§ YOUR ASSIGNMENT
Copy the stretch of the text on Chaffeeville Ledges from "This gently ascending" through "the first photo).", swapping each "creek" for "brook".

§ EXCERPTED TEXT
Look what I found today, Ma!
(Double-click on a slideshow to view full-screen)







05 April 2011

Chaffeeville Ledges, Mansfield CT


 This gently ascending trail I visit each spring to observe the lovely Hepatica, earliest of woodland blooms.


Crossing the first creek, I stop to taste the ramps, Allium triccocum (wild leek). I'm always very careful to smell first for its oniony pungence for I'd hate to mistake it for the deadly hellebore (second shoot from the right in the first photo).
Veering off the path, I try to stay dry
 and step from stone to mossy stone in this skunk cabbage haven.
It's hypothesized that the rhizome of Symplocarpus foetidus (skunk cabbage) could live for thousands of years! Specimens several hundred years old have been found.
In the next creek I find liverwort hugging the wet rocks. Check out that reptilian texture.
Since they won't produce their fruiting stalks for another week or two, I've shown a shot taken last April.




Next is the apple moss, Bartramia, growing way up in the ledges. Propping myself beneath them to shoot against the blue sky, my hair and camera catch the incessant droplets raning down the face of the cliff.
A shot from above.
 






At the base of the cliff, a little fellow scurries across the moss and will only stand still for me when she's blending in with the leaflitter.


Ahhh....
what I came here for...
a Hepatica bloom emerging. Furry!
The photo below shows the Hepatica nobilis in full bloom, taken a couple of weeks later, last year.

1 comment:

  1. Wonderful. my dear! There is a book here...... all you need is a publisher with the same wild interests you manifest.

§ RECORDS PROVIDED

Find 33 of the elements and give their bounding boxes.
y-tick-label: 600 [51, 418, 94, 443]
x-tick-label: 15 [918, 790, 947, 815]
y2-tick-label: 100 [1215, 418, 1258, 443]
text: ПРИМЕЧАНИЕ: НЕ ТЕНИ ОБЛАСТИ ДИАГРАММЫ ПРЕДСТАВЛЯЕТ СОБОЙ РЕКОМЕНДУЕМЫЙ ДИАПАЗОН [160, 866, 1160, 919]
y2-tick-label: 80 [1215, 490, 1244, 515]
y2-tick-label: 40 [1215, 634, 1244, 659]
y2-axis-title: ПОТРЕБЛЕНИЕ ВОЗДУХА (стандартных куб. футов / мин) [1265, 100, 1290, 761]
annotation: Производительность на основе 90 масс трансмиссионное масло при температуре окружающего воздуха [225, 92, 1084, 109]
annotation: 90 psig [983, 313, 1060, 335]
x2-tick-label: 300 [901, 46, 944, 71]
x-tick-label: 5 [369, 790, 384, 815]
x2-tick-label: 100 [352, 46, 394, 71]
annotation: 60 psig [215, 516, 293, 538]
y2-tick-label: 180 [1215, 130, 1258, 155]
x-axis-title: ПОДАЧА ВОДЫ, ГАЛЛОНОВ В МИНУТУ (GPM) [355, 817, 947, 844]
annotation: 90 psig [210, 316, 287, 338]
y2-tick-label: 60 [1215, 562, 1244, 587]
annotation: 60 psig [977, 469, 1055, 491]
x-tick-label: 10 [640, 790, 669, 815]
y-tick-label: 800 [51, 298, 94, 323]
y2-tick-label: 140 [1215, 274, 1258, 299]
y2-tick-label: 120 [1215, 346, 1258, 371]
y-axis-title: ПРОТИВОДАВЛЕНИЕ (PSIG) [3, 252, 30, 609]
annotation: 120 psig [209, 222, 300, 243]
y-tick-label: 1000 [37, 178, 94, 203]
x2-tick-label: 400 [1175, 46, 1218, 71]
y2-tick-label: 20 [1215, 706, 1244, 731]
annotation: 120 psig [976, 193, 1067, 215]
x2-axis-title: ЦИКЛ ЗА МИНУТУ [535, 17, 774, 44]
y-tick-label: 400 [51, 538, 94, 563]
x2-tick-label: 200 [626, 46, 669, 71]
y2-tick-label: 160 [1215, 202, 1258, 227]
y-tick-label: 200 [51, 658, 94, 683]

§ SOLUTION TO THE EXERCISE
This gently ascending trail I visit each spring to observe the lovely Hepatica, earliest of woodland blooms.


Crossing the first brook, I stop to taste the ramps, Allium triccocum (wild leek). I'm always very careful to smell first for its oniony pungence for I'd hate to mistake it for the deadly hellebore (second shoot from the right in the first photo).